START SUPPLIED RECORDS

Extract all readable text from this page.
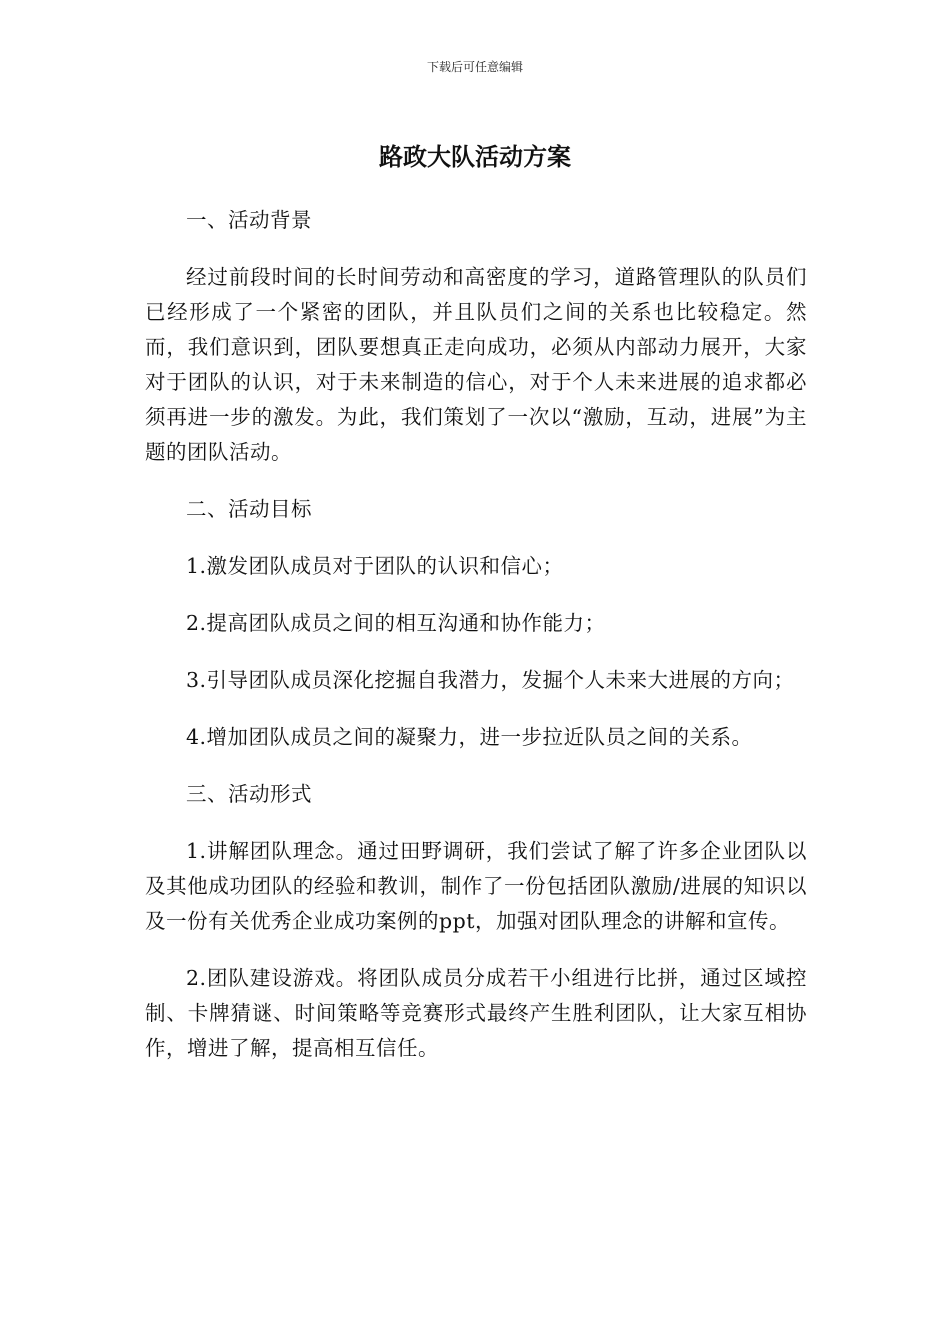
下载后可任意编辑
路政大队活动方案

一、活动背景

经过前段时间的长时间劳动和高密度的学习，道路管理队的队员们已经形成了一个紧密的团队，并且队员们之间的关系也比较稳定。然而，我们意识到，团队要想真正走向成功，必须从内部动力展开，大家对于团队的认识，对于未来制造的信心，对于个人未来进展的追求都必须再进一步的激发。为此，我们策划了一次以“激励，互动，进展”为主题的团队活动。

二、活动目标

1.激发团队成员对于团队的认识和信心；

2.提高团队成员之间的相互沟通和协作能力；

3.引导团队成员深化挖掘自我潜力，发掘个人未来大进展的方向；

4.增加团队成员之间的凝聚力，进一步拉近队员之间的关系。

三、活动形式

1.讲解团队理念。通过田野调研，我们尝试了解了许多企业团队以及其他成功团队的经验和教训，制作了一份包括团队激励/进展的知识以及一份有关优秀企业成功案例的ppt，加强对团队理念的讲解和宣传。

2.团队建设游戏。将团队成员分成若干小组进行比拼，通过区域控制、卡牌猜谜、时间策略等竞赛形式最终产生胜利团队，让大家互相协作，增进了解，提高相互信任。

END SUPPLIED RECORDS

→ STATED GOAL
Reproduce every record above exactly, omitting the pictures.

→ RESULT
Extract all readable text from this page.
下载后可任意编辑
路政大队活动方案

一、活动背景

经过前段时间的长时间劳动和高密度的学习，道路管理队的队员们已经形成了一个紧密的团队，并且队员们之间的关系也比较稳定。然而，我们意识到，团队要想真正走向成功，必须从内部动力展开，大家对于团队的认识，对于未来制造的信心，对于个人未来进展的追求都必须再进一步的激发。为此，我们策划了一次以“激励，互动，进展”为主题的团队活动。

二、活动目标

1.激发团队成员对于团队的认识和信心；

2.提高团队成员之间的相互沟通和协作能力；

3.引导团队成员深化挖掘自我潜力，发掘个人未来大进展的方向；

4.增加团队成员之间的凝聚力，进一步拉近队员之间的关系。

三、活动形式

1.讲解团队理念。通过田野调研，我们尝试了解了许多企业团队以及其他成功团队的经验和教训，制作了一份包括团队激励/进展的知识以及一份有关优秀企业成功案例的ppt，加强对团队理念的讲解和宣传。

2.团队建设游戏。将团队成员分成若干小组进行比拼，通过区域控制、卡牌猜谜、时间策略等竞赛形式最终产生胜利团队，让大家互相协作，增进了解，提高相互信任。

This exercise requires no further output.